• **Dataset records**:
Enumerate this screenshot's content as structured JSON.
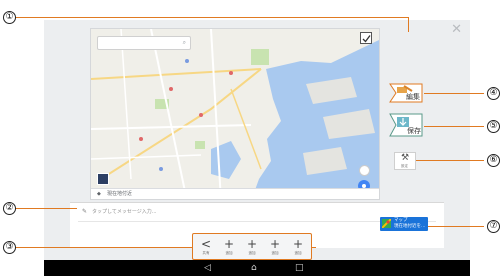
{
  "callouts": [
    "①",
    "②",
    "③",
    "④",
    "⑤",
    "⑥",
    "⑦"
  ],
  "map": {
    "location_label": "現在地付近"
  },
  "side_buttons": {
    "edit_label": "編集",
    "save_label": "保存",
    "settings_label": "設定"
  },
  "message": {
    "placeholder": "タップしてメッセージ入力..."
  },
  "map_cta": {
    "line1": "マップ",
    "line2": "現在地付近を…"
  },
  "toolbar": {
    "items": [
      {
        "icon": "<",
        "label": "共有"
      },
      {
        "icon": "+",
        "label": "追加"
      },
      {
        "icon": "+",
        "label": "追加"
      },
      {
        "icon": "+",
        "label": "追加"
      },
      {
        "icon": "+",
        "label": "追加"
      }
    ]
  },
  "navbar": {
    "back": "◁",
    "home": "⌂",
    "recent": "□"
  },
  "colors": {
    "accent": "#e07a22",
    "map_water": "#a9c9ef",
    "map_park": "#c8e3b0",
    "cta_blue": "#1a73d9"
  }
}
---
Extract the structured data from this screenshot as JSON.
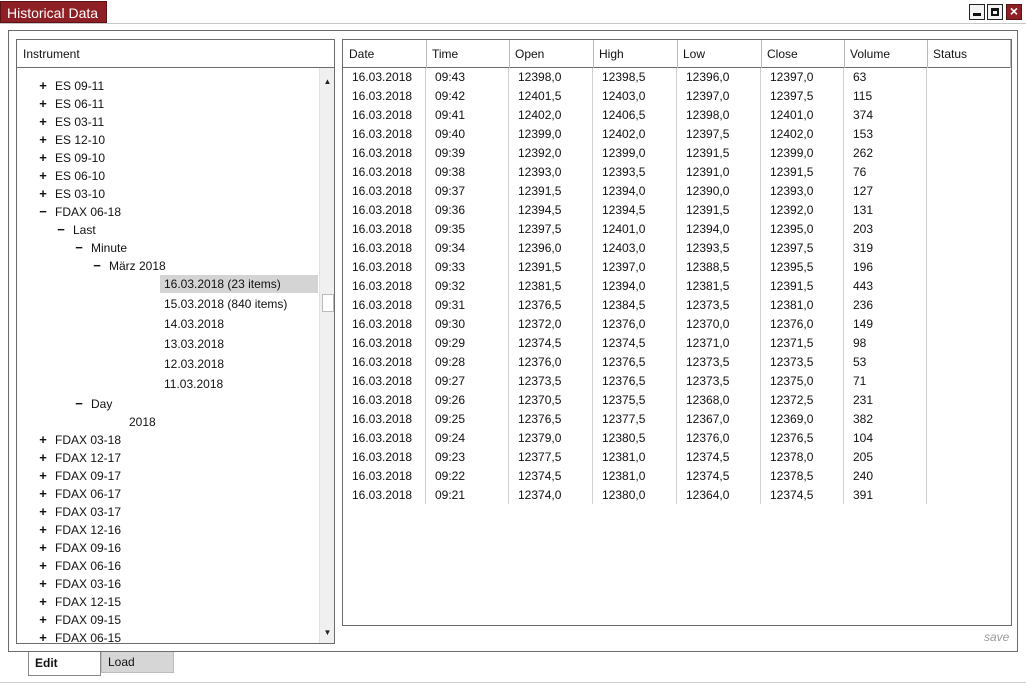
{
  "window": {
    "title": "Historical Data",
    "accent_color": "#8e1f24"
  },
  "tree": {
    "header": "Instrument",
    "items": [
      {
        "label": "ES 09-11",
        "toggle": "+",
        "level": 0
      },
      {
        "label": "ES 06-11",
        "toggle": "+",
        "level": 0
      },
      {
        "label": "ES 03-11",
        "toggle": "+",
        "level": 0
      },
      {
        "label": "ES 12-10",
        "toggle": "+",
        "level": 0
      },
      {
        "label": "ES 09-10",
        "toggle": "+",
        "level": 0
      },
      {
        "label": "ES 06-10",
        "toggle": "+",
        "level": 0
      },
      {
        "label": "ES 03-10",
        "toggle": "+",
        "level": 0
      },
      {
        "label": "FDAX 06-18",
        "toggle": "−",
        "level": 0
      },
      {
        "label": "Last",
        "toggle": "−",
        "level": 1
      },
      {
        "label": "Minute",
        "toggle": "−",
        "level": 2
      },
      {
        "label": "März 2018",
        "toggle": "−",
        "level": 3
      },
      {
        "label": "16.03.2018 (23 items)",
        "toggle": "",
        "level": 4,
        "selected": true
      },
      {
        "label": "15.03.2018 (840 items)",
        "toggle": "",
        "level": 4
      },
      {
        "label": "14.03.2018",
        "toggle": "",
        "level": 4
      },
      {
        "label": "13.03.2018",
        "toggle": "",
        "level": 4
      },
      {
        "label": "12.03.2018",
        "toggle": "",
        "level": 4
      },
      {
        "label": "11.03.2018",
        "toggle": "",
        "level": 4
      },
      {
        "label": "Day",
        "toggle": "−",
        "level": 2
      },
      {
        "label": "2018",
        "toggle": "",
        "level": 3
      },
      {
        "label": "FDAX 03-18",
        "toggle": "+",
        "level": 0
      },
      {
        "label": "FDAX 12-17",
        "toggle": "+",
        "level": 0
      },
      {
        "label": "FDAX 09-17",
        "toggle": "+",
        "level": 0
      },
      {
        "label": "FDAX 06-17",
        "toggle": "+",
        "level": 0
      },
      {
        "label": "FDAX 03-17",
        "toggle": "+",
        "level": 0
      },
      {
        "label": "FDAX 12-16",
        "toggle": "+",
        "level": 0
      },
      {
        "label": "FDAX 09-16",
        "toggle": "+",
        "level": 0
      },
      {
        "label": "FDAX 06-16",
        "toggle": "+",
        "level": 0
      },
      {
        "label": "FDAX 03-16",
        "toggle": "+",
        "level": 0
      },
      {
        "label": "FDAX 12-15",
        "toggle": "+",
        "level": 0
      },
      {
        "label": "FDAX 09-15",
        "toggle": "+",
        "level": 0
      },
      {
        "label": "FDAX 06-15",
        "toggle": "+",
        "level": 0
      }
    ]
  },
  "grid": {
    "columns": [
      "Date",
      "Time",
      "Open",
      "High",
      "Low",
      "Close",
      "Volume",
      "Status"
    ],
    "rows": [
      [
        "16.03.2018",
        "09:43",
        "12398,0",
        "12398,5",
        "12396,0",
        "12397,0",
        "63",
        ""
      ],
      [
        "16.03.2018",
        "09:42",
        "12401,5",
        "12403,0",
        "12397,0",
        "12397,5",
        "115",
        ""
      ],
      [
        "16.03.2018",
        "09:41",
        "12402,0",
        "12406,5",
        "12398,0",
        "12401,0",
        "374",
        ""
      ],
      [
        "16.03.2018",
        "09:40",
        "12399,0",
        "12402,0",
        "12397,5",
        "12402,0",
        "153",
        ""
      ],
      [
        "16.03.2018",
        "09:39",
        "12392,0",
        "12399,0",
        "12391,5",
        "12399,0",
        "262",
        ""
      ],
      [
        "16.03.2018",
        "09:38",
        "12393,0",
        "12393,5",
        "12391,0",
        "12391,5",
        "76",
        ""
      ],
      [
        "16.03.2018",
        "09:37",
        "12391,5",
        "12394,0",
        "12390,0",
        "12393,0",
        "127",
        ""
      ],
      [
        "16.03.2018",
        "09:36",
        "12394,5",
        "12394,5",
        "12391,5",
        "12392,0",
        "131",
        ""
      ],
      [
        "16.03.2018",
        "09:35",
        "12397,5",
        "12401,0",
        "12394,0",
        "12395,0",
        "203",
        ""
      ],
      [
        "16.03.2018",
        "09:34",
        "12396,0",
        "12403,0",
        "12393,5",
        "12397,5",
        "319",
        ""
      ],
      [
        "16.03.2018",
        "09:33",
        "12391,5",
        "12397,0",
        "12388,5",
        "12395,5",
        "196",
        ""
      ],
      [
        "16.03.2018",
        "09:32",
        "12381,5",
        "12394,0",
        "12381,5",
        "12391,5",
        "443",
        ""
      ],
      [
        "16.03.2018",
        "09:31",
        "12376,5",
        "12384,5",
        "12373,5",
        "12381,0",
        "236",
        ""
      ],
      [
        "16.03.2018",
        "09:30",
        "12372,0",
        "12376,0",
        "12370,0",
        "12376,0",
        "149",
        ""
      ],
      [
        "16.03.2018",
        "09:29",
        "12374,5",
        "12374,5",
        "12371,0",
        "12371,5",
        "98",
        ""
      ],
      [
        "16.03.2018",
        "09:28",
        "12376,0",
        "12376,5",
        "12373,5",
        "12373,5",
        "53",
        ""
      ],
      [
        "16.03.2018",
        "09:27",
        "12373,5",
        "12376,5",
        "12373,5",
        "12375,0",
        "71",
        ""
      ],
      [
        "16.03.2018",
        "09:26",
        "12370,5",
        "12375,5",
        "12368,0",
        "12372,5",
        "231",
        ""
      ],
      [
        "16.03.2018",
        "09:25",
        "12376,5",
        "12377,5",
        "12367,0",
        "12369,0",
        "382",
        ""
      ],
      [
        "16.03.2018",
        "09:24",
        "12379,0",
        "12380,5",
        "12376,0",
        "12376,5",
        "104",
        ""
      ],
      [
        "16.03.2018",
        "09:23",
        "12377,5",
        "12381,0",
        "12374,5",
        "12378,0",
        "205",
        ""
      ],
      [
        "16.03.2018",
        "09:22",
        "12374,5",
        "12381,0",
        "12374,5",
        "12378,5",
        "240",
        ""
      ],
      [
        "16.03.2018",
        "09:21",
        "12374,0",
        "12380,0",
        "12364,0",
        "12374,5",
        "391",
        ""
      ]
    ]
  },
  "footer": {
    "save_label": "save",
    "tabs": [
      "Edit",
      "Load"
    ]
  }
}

• **Exercise task**: Check each line above for the word "JSON", and copy the lines where it appears.

• **Answer to the task**:
Enumerate this screenshot's content as structured JSON.
Extract the structured data from this screenshot as JSON.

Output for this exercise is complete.